STATED PROBLEM
Copy the records below, switching every "repeat-icon" to "loop-icon" and keeping everything else the same.

GIVEN INFORMATION
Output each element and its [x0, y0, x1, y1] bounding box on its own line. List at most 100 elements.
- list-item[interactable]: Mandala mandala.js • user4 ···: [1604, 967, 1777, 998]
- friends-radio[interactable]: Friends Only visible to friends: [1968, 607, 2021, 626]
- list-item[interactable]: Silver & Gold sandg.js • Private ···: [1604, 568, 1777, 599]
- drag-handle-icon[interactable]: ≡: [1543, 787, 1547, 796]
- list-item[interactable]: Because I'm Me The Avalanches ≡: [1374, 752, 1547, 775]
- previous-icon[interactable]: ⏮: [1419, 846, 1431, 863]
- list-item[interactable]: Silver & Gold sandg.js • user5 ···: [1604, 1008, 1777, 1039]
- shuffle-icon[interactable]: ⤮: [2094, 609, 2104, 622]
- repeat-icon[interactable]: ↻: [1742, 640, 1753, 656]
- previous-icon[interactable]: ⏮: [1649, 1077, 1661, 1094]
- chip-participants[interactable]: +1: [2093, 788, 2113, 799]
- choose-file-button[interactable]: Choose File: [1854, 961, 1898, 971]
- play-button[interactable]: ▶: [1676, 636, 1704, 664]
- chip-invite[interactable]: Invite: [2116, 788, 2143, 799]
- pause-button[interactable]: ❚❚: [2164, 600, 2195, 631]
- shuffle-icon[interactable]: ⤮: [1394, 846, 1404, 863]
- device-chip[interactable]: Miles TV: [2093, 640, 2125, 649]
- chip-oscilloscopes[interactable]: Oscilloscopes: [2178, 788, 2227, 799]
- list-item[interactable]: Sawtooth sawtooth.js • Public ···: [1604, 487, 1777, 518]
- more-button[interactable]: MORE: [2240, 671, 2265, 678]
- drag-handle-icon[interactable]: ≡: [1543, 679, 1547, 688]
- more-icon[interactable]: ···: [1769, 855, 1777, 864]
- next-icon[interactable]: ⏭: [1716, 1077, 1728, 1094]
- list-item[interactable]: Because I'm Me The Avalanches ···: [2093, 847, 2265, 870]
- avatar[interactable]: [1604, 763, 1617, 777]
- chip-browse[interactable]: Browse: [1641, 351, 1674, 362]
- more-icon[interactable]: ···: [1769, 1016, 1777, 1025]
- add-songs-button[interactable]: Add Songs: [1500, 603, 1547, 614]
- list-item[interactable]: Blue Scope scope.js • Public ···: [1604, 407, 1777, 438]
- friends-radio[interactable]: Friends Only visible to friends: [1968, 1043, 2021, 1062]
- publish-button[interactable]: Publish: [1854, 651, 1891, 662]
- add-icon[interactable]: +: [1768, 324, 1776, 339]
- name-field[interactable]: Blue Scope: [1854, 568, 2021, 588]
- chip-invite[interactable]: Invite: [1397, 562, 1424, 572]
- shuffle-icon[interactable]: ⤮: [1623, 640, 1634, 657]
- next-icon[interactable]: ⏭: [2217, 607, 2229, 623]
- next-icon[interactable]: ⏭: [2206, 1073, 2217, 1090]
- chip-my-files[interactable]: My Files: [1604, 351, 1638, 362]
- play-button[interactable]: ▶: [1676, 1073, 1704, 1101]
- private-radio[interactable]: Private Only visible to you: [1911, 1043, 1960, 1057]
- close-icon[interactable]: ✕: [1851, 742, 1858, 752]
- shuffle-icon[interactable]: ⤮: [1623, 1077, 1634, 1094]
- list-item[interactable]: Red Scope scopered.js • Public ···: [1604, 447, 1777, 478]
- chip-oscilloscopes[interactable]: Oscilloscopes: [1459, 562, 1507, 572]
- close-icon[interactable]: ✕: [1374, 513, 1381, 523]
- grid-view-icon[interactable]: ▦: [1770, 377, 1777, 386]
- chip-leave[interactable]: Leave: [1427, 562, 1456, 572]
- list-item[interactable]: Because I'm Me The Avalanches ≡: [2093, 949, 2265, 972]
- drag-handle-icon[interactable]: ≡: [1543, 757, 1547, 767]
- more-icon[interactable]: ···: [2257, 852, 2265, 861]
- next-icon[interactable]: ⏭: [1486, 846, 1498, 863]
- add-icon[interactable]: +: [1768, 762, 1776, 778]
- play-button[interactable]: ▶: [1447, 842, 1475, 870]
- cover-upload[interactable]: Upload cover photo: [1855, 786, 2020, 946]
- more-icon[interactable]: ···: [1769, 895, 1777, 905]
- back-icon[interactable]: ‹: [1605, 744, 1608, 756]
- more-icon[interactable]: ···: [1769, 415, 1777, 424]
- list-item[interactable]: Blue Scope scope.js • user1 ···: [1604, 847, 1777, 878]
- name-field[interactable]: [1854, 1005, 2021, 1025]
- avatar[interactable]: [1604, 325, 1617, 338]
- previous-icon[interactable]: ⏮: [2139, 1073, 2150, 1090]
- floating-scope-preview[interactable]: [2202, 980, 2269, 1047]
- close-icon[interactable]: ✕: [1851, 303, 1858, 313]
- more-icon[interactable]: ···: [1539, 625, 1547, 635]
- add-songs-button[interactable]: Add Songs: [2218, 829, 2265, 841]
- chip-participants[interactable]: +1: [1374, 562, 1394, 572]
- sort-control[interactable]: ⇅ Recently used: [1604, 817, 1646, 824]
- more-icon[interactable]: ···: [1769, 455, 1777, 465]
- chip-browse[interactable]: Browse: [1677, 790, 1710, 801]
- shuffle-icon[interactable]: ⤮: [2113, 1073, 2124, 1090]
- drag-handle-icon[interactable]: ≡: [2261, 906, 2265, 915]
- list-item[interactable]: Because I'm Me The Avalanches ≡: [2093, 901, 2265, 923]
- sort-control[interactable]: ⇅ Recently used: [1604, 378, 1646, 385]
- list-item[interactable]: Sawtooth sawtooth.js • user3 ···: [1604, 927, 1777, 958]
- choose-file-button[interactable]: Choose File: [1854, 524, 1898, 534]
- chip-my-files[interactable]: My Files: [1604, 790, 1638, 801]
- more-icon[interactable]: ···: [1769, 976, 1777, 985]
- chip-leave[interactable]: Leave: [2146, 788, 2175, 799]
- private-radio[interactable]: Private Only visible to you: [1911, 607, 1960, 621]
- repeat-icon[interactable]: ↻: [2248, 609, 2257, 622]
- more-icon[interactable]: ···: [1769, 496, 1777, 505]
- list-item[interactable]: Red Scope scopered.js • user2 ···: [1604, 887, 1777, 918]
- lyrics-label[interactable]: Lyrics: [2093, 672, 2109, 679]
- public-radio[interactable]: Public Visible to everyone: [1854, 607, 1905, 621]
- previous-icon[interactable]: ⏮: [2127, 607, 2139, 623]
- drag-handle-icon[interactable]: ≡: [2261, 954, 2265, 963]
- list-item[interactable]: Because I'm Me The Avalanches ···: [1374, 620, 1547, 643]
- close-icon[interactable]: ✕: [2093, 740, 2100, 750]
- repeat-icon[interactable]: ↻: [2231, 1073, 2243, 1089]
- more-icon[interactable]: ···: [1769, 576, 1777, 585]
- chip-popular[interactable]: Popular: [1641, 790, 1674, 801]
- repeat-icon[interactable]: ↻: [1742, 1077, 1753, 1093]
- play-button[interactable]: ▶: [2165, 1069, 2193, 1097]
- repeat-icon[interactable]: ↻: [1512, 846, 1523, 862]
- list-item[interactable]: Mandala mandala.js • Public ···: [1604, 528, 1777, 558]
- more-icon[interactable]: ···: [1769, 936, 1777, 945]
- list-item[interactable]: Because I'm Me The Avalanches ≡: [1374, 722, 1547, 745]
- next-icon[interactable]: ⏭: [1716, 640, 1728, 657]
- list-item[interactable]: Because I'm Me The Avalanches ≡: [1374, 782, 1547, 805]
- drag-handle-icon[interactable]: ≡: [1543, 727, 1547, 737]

EXPECTED ANSWER
Output each element and its [x0, y0, x1, y1] bounding box on its own line. List at most 100 elements.
- list-item[interactable]: Mandala mandala.js • user4 ···: [1604, 967, 1777, 998]
- friends-radio[interactable]: Friends Only visible to friends: [1968, 607, 2021, 626]
- list-item[interactable]: Silver & Gold sandg.js • Private ···: [1604, 568, 1777, 599]
- drag-handle-icon[interactable]: ≡: [1543, 787, 1547, 796]
- list-item[interactable]: Because I'm Me The Avalanches ≡: [1374, 752, 1547, 775]
- previous-icon[interactable]: ⏮: [1419, 846, 1431, 863]
- list-item[interactable]: Silver & Gold sandg.js • user5 ···: [1604, 1008, 1777, 1039]
- shuffle-icon[interactable]: ⤮: [2094, 609, 2104, 622]
- loop-icon[interactable]: ↻: [1742, 640, 1753, 656]
- previous-icon[interactable]: ⏮: [1649, 1077, 1661, 1094]
- chip-participants[interactable]: +1: [2093, 788, 2113, 799]
- choose-file-button[interactable]: Choose File: [1854, 961, 1898, 971]
- play-button[interactable]: ▶: [1676, 636, 1704, 664]
- chip-invite[interactable]: Invite: [2116, 788, 2143, 799]
- pause-button[interactable]: ❚❚: [2164, 600, 2195, 631]
- shuffle-icon[interactable]: ⤮: [1394, 846, 1404, 863]
- device-chip[interactable]: Miles TV: [2093, 640, 2125, 649]
- chip-oscilloscopes[interactable]: Oscilloscopes: [2178, 788, 2227, 799]
- list-item[interactable]: Sawtooth sawtooth.js • Public ···: [1604, 487, 1777, 518]
- more-button[interactable]: MORE: [2240, 671, 2265, 678]
- drag-handle-icon[interactable]: ≡: [1543, 679, 1547, 688]
- more-icon[interactable]: ···: [1769, 855, 1777, 864]
- next-icon[interactable]: ⏭: [1716, 1077, 1728, 1094]
- list-item[interactable]: Because I'm Me The Avalanches ···: [2093, 847, 2265, 870]
- avatar[interactable]: [1604, 763, 1617, 777]
- chip-browse[interactable]: Browse: [1641, 351, 1674, 362]
- more-icon[interactable]: ···: [1769, 1016, 1777, 1025]
- add-songs-button[interactable]: Add Songs: [1500, 603, 1547, 614]
- list-item[interactable]: Blue Scope scope.js • Public ···: [1604, 407, 1777, 438]
- friends-radio[interactable]: Friends Only visible to friends: [1968, 1043, 2021, 1062]
- publish-button[interactable]: Publish: [1854, 651, 1891, 662]
- add-icon[interactable]: +: [1768, 324, 1776, 339]
- name-field[interactable]: Blue Scope: [1854, 568, 2021, 588]
- chip-invite[interactable]: Invite: [1397, 562, 1424, 572]
- shuffle-icon[interactable]: ⤮: [1623, 640, 1634, 657]
- next-icon[interactable]: ⏭: [2217, 607, 2229, 623]
- next-icon[interactable]: ⏭: [2206, 1073, 2217, 1090]
- chip-my-files[interactable]: My Files: [1604, 351, 1638, 362]
- play-button[interactable]: ▶: [1676, 1073, 1704, 1101]
- private-radio[interactable]: Private Only visible to you: [1911, 1043, 1960, 1057]
- close-icon[interactable]: ✕: [1851, 742, 1858, 752]
- shuffle-icon[interactable]: ⤮: [1623, 1077, 1634, 1094]
- list-item[interactable]: Red Scope scopered.js • Public ···: [1604, 447, 1777, 478]
- chip-oscilloscopes[interactable]: Oscilloscopes: [1459, 562, 1507, 572]
- close-icon[interactable]: ✕: [1374, 513, 1381, 523]
- grid-view-icon[interactable]: ▦: [1770, 377, 1777, 386]
- chip-leave[interactable]: Leave: [1427, 562, 1456, 572]
- list-item[interactable]: Because I'm Me The Avalanches ≡: [2093, 949, 2265, 972]
- drag-handle-icon[interactable]: ≡: [1543, 757, 1547, 767]
- more-icon[interactable]: ···: [2257, 852, 2265, 861]
- next-icon[interactable]: ⏭: [1486, 846, 1498, 863]
- add-icon[interactable]: +: [1768, 762, 1776, 778]
- play-button[interactable]: ▶: [1447, 842, 1475, 870]
- cover-upload[interactable]: Upload cover photo: [1855, 786, 2020, 946]
- more-icon[interactable]: ···: [1769, 895, 1777, 905]
- back-icon[interactable]: ‹: [1605, 744, 1608, 756]
- more-icon[interactable]: ···: [1769, 415, 1777, 424]
- list-item[interactable]: Blue Scope scope.js • user1 ···: [1604, 847, 1777, 878]
- name-field[interactable]: [1854, 1005, 2021, 1025]
- avatar[interactable]: [1604, 325, 1617, 338]
- previous-icon[interactable]: ⏮: [2139, 1073, 2150, 1090]
- floating-scope-preview[interactable]: [2202, 980, 2269, 1047]
- close-icon[interactable]: ✕: [1851, 303, 1858, 313]
- more-icon[interactable]: ···: [1539, 625, 1547, 635]
- add-songs-button[interactable]: Add Songs: [2218, 829, 2265, 841]
- chip-participants[interactable]: +1: [1374, 562, 1394, 572]
- sort-control[interactable]: ⇅ Recently used: [1604, 817, 1646, 824]
- more-icon[interactable]: ···: [1769, 455, 1777, 465]
- chip-browse[interactable]: Browse: [1677, 790, 1710, 801]
- shuffle-icon[interactable]: ⤮: [2113, 1073, 2124, 1090]
- drag-handle-icon[interactable]: ≡: [2261, 906, 2265, 915]
- list-item[interactable]: Because I'm Me The Avalanches ≡: [2093, 901, 2265, 923]
- sort-control[interactable]: ⇅ Recently used: [1604, 378, 1646, 385]
- list-item[interactable]: Sawtooth sawtooth.js • user3 ···: [1604, 927, 1777, 958]
- choose-file-button[interactable]: Choose File: [1854, 524, 1898, 534]
- chip-my-files[interactable]: My Files: [1604, 790, 1638, 801]
- more-icon[interactable]: ···: [1769, 976, 1777, 985]
- chip-leave[interactable]: Leave: [2146, 788, 2175, 799]
- private-radio[interactable]: Private Only visible to you: [1911, 607, 1960, 621]
- loop-icon[interactable]: ↻: [2248, 609, 2257, 622]
- more-icon[interactable]: ···: [1769, 496, 1777, 505]
- list-item[interactable]: Red Scope scopered.js • user2 ···: [1604, 887, 1777, 918]
- lyrics-label[interactable]: Lyrics: [2093, 672, 2109, 679]
- public-radio[interactable]: Public Visible to everyone: [1854, 607, 1905, 621]
- previous-icon[interactable]: ⏮: [2127, 607, 2139, 623]
- drag-handle-icon[interactable]: ≡: [2261, 954, 2265, 963]
- list-item[interactable]: Because I'm Me The Avalanches ···: [1374, 620, 1547, 643]
- close-icon[interactable]: ✕: [2093, 740, 2100, 750]
- loop-icon[interactable]: ↻: [2231, 1073, 2243, 1089]
- more-icon[interactable]: ···: [1769, 576, 1777, 585]
- chip-popular[interactable]: Popular: [1641, 790, 1674, 801]
- loop-icon[interactable]: ↻: [1742, 1077, 1753, 1093]
- play-button[interactable]: ▶: [2165, 1069, 2193, 1097]
- loop-icon[interactable]: ↻: [1512, 846, 1523, 862]
- list-item[interactable]: Mandala mandala.js • Public ···: [1604, 528, 1777, 558]
- more-icon[interactable]: ···: [1769, 936, 1777, 945]
- list-item[interactable]: Because I'm Me The Avalanches ≡: [1374, 722, 1547, 745]
- next-icon[interactable]: ⏭: [1716, 640, 1728, 657]
- list-item[interactable]: Because I'm Me The Avalanches ≡: [1374, 782, 1547, 805]
- drag-handle-icon[interactable]: ≡: [1543, 727, 1547, 737]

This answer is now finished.